[STATED PROBLEM]:
Check each line of the data for "BING" and select those that have it.

Collected data:
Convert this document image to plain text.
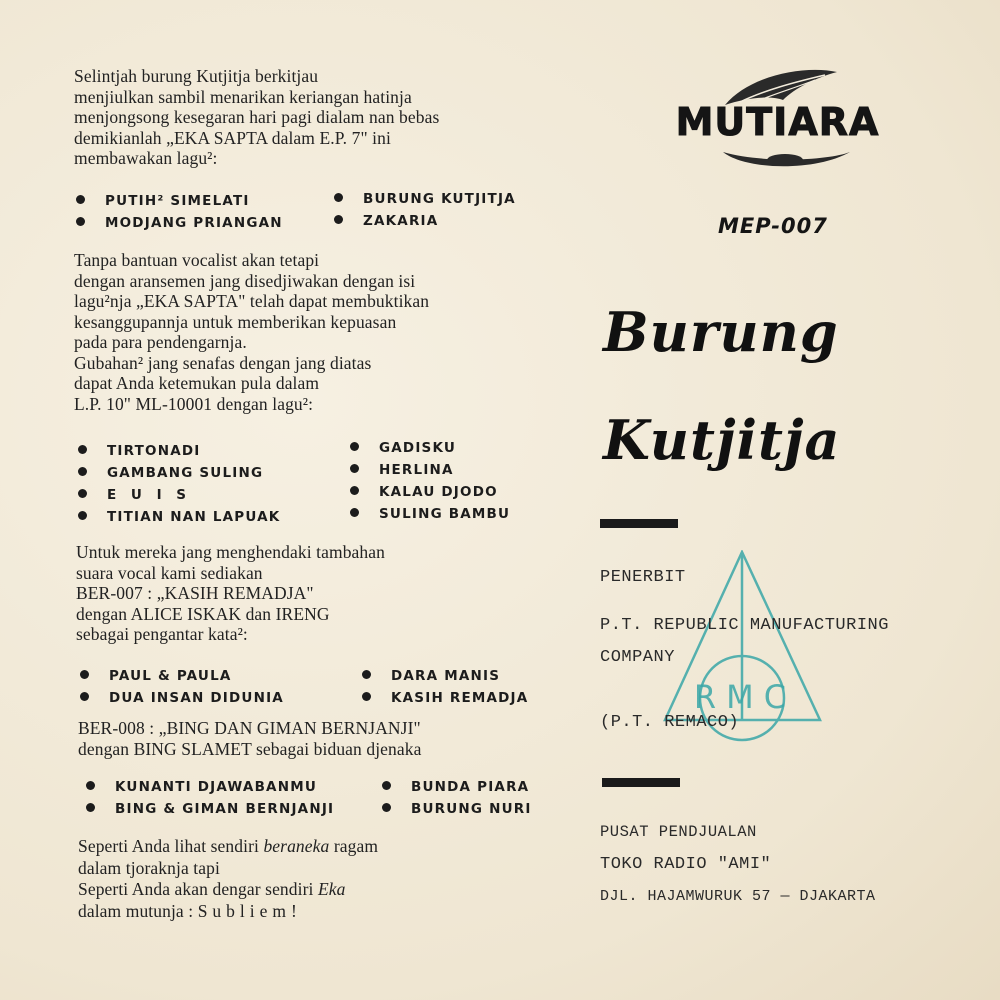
Selintjah burung Kutjitja berkitjau
menjiulkan sambil menarikan keriangan hatinja
menjongsong kesegaran hari pagi dialam nan bebas
demikianlah „EKA SAPTA dalam E.P. 7" ini
membawakan lagu²:
PUTIH² SIMELATI
MODJANG PRIANGAN
BURUNG KUTJITJA
ZAKARIA
Tanpa bantuan vocalist akan tetapi
dengan aransemen jang disedjiwakan dengan isi
lagu²nja „EKA SAPTA" telah dapat membuktikan
kesanggupannja untuk memberikan kepuasan
pada para pendengarnja.
Gubahan² jang senafas dengan jang diatas
dapat Anda ketemukan pula dalam
L.P. 10" ML-10001 dengan lagu²:
TIRTONADI
GAMBANG SULING
E U I S
TITIAN NAN LAPUAK
GADISKU
HERLINA
KALAU DJODO
SULING BAMBU
Untuk mereka jang menghendaki tambahan
suara vocal kami sediakan
BER-007 : „KASIH REMADJA"
dengan ALICE ISKAK dan IRENG
sebagai pengantar kata²:
PAUL & PAULA
DUA INSAN DIDUNIA
DARA MANIS
KASIH REMADJA
BER-008 : „BING DAN GIMAN BERNJANJI"
dengan BING SLAMET sebagai biduan djenaka
KUNANTI DJAWABANMU
BING & GIMAN BERNJANJI
BUNDA PIARA
BURUNG NURI
Seperti Anda lihat sendiri beraneka ragam
dalam tjoraknja tapi
Seperti Anda akan dengar sendiri Eka
dalam mutunja : Subliem!
MUTIARA
MEP-007
Burung
Kutjitja
RMC
PENERBIT
P.T. REPUBLIC MANUFACTURING
COMPANY
(P.T. REMACO)
PUSAT PENDJUALAN
TOKO RADIO "AMI"
DJL. HAJAMWURUK 57 — DJAKARTA
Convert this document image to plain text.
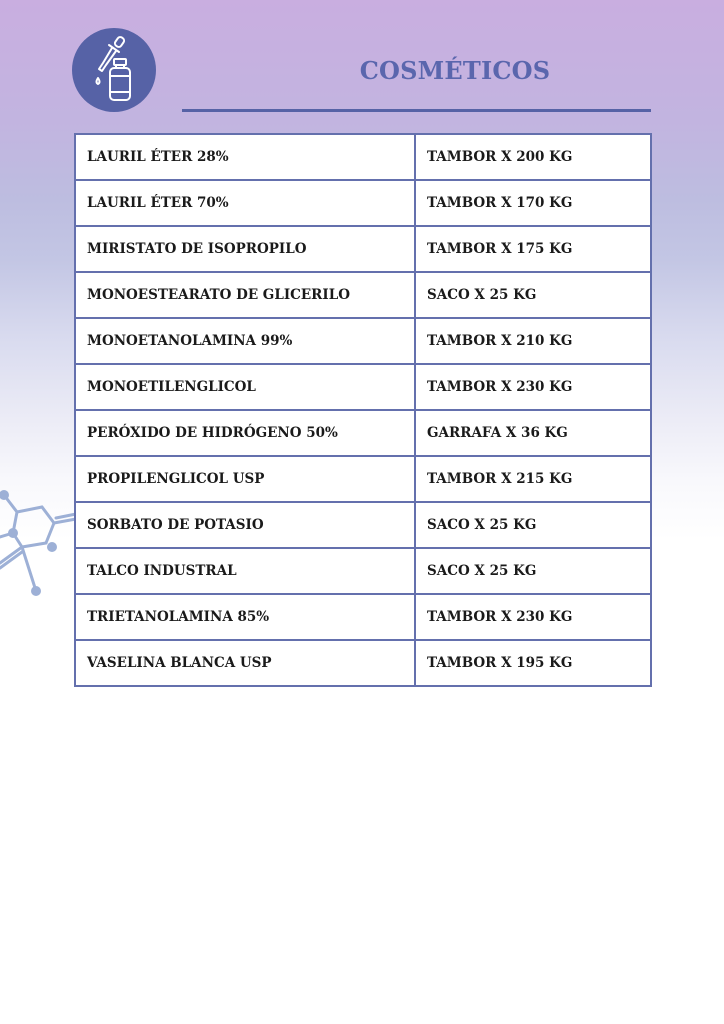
COSMÉTICOS
LAURIL ÉTER 28%	TAMBOR X 200 KG
LAURIL ÉTER 70%	TAMBOR X 170 KG
MIRISTATO DE ISOPROPILO	TAMBOR X 175 KG
MONOESTEARATO DE GLICERILO	SACO X 25 KG
MONOETANOLAMINA 99%	TAMBOR X 210 KG
MONOETILENGLICOL	TAMBOR X 230 KG
PERÓXIDO DE HIDRÓGENO 50%	GARRAFA X 36 KG
PROPILENGLICOL USP	TAMBOR X 215 KG
SORBATO DE POTASIO	SACO X 25 KG
TALCO INDUSTRAL	SACO X 25 KG
TRIETANOLAMINA 85%	TAMBOR X 230 KG
VASELINA BLANCA USP	TAMBOR X 195 KG
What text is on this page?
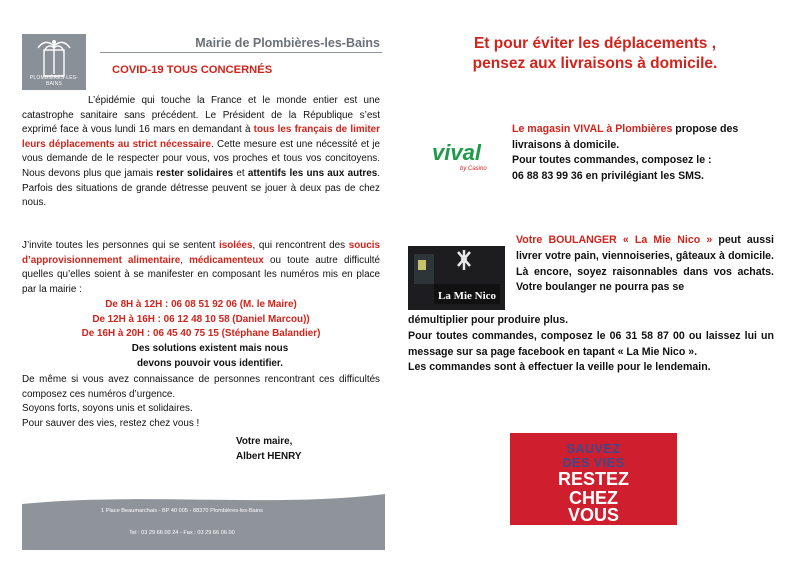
PLOMBIÈRES-LES-BAINS
Mairie de Plombières-les-Bains
COVID-19 TOUS CONCERNÉS
L’épidémie qui touche la France et le monde entier est une catastrophe sanitaire sans précédent. Le Président de la République s’est exprimé face à vous lundi 16 mars en demandant à tous les français de limiter leurs déplacements au strict nécessaire. Cette mesure est une nécessité et je vous demande de le respecter pour vous, vos proches et tous vos concitoyens. Nous devons plus que jamais rester solidaires et attentifs les uns aux autres. Parfois des situations de grande détresse peuvent se jouer à deux pas de chez nous.
J’invite toutes les personnes qui se sentent isolées, qui rencontrent des soucis d’approvisionnement alimentaire, médicamenteux ou toute autre difficulté quelles qu’elles soient à se manifester en composant les numéros mis en place par la mairie :
De 8H à 12H : 06 08 51 92 06 (M. le Maire)
De 12H à 16H : 06 12 48 10 58 (Daniel Marcou))
De 16H à 20H : 06 45 40 75 15 (Stéphane Balandier)
Des solutions existent mais nous
devons pouvoir vous identifier.
De même si vous avez connaissance de personnes rencontrant ces difficultés composez ces numéros d’urgence.
Soyons forts, soyons unis et solidaires.
Pour sauver des vies, restez chez vous !
Votre maire,
Albert HENRY
1 Place Beaumarchais - BP 40 005 - 88370 Plombières-les-Bains
Tel : 03 29 66 00 24 - Fax : 03 29 66 06 00
Et pour éviter les déplacements ,
pensez aux livraisons à domicile.
vival
by Casino
Le magasin VIVAL à Plombières propose des livraisons à domicile.
Pour toutes commandes, composez le :
06 88 83 99 36 en privilégiant les SMS.
La Mie Nico
Votre BOULANGER « La Mie Nico » peut aussi livrer votre pain, viennoiseries, gâteaux à domicile. Là encore, soyez raisonnables dans vos achats. Votre boulanger ne pourra pas se
démultiplier pour produire plus.
Pour toutes commandes, composez le 06 31 58 87 00 ou laissez lui un message sur sa page facebook en tapant « La Mie Nico ».
Les commandes sont à effectuer la veille pour le lendemain.
SAUVEZ
DES VIES
RESTEZ
CHEZ
VOUS
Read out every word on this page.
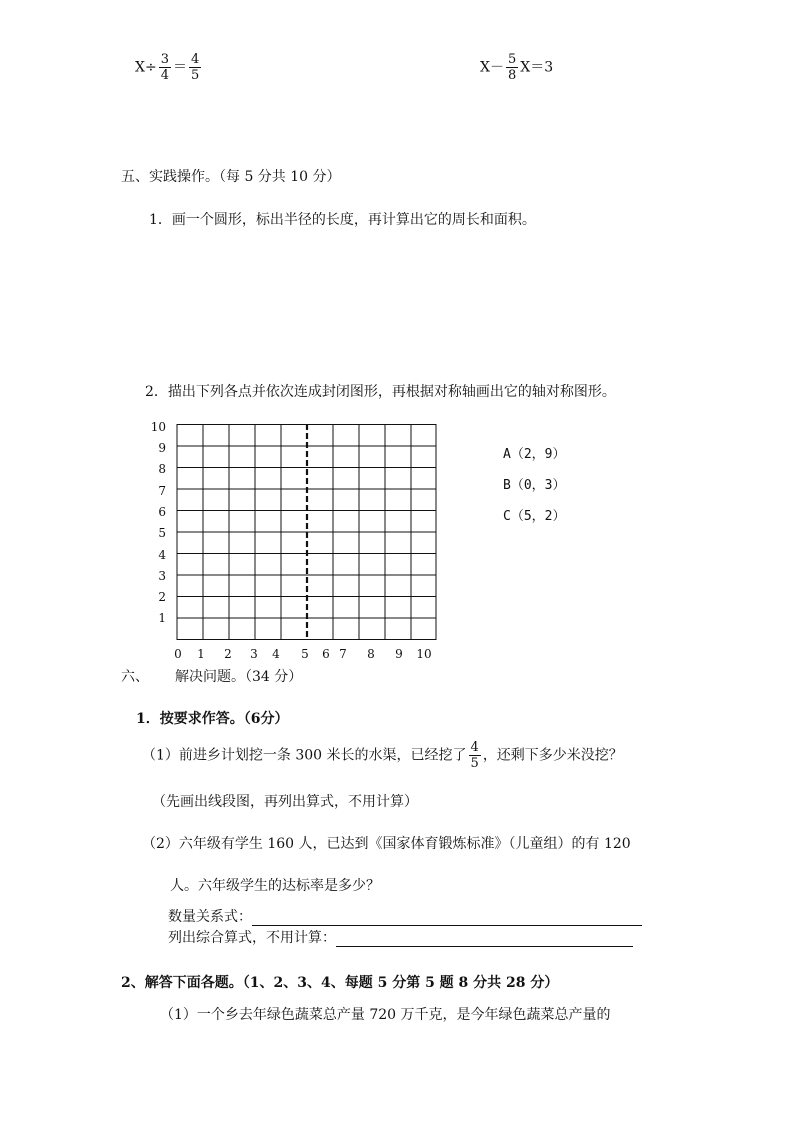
$X\div \frac{3}{4} = \frac{4}{5}$	$X- \frac{5}{8} X=3$
五、实践操作。（每 5 分共 10 分）
1．画一个圆形，标出半径的长度，再计算出它的周长和面积。
2．描出下列各点并依次连成封闭图形，再根据对称轴画出它的轴对称图形。
10
9
8
7
6
5
4
3
2
1
0	1	2	3	4	5	6 7	8	9	10
A（2，9）
B（0，3）
C（5，2）
六、 解决问题。（34 分）
1．按要求作答。（6分）
（1）前进乡计划挖一条 300 米长的水渠，已经挖了 $\frac{4}{5}$ ，还剩下多少米没挖？
（先画出线段图，再列出算式，不用计算）
（2）六年级有学生 160 人，已达到《国家体育锻炼标准》（儿童组）的有 120
人。六年级学生的达标率是多少？
数量关系式：
列出综合算式，不用计算：
2、解答下面各题。（1、2、3、4、每题 5 分第 5 题 8 分共 28 分）
（1）一个乡去年绿色蔬菜总产量 720 万千克，是今年绿色蔬菜总产量的
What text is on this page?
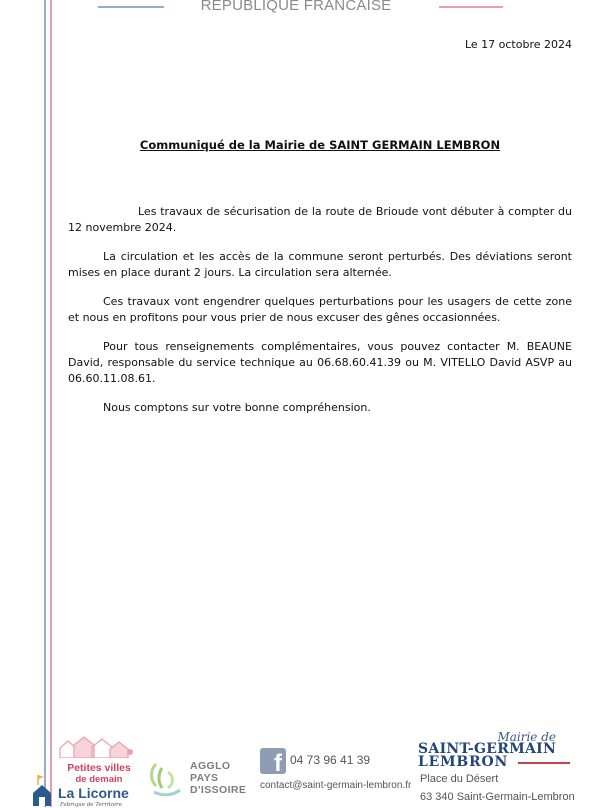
REPUBLIQUE FRANCAISE
Le 17 octobre 2024
Communiqué de la Mairie de SAINT GERMAIN LEMBRON

Les travaux de sécurisation de la route de Brioude vont débuter à compter du 12 novembre 2024.

La circulation et les accès de la commune seront perturbés. Des déviations seront mises en place durant 2 jours. La circulation sera alternée.

Ces travaux vont engendrer quelques perturbations pour les usagers de cette zone et nous en profitons pour vous prier de nous excuser des gênes occasionnées.

Pour tous renseignements complémentaires, vous pouvez contacter M. BEAUNE David, responsable du service technique au 06.68.60.41.39 ou M. VITELLO David ASVP au 06.60.11.08.61.

Nous comptons sur votre bonne compréhension.

Petites villes
de demain
La Licorne
Fabrique de Territoire
AGGLO
PAYS
D'ISSOIRE
f 04 73 96 41 39
contact@saint-germain-lembron.fr
Mairie de
SAINT-GERMAIN
LEMBRON
Place du Désert
63 340 Saint-Germain-Lembron
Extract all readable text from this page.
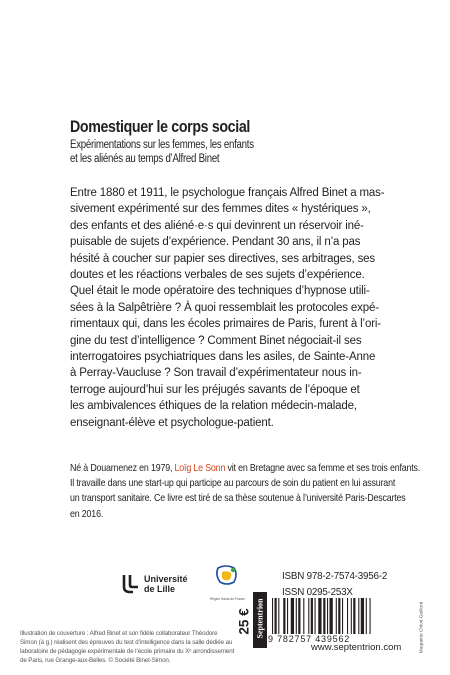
Domestiquer le corps social
Expérimentations sur les femmes, les enfants
et les aliénés au temps d’Alfred Binet
Entre 1880 et 1911, le psychologue français Alfred Binet a mas-
sivement expérimenté sur des femmes dites « hystériques »,
des enfants et des aliéné·e·s qui devinrent un réservoir iné-
puisable de sujets d’expérience. Pendant 30 ans, il n’a pas
hésité à coucher sur papier ses directives, ses arbitrages, ses
doutes et les réactions verbales de ses sujets d’expérience.
Quel était le mode opératoire des techniques d’hypnose utili-
sées à la Salpêtrière ? À quoi ressemblait les protocoles expé-
rimentaux qui, dans les écoles primaires de Paris, furent à l’ori-
gine du test d’intelligence ? Comment Binet négociait-il ses
interrogatoires psychiatriques dans les asiles, de Sainte-Anne
à Perray-Vaucluse ? Son travail d’expérimentateur nous in-
terroge aujourd’hui sur les préjugés savants de l’époque et
les ambivalences éthiques de la relation médecin-malade,
enseignant-élève et psychologue-patient.
Né à Douarnenez en 1979, Loïg Le Sonn vit en Bretagne avec sa femme et ses trois enfants.
Il travaille dans une start-up qui participe au parcours de soin du patient en lui assurant
un transport sanitaire. Ce livre est tiré de sa thèse soutenue à l’université Paris-Descartes
en 2016.
Université
de Lille
Région Hauts-de-France
Illustration de couverture : Alfred Binet et son fidèle collaborateur Théodore
Simon (à g.) réalisent des épreuves du test d’intelligence dans la salle dédiée au
laboratoire de pédagogie expérimentale de l’école primaire du Xᵉ arrondissement
de Paris, rue Grange-aux-Belles. © Société Binet-Simon.
25 €
ISBN 978-2-7574-3956-2
ISSN 0295-253X
Septentrion
9 782757 439562
www.septentrion.com	Maquette Chloé Guilloré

[RESPONSE TO THE TASK]:
BER-008 : „BING DAN GIMAN BERNJANJI"
dengan BING SLAMET sebagai biduan djenaka
BING & GIMAN BERNJANJI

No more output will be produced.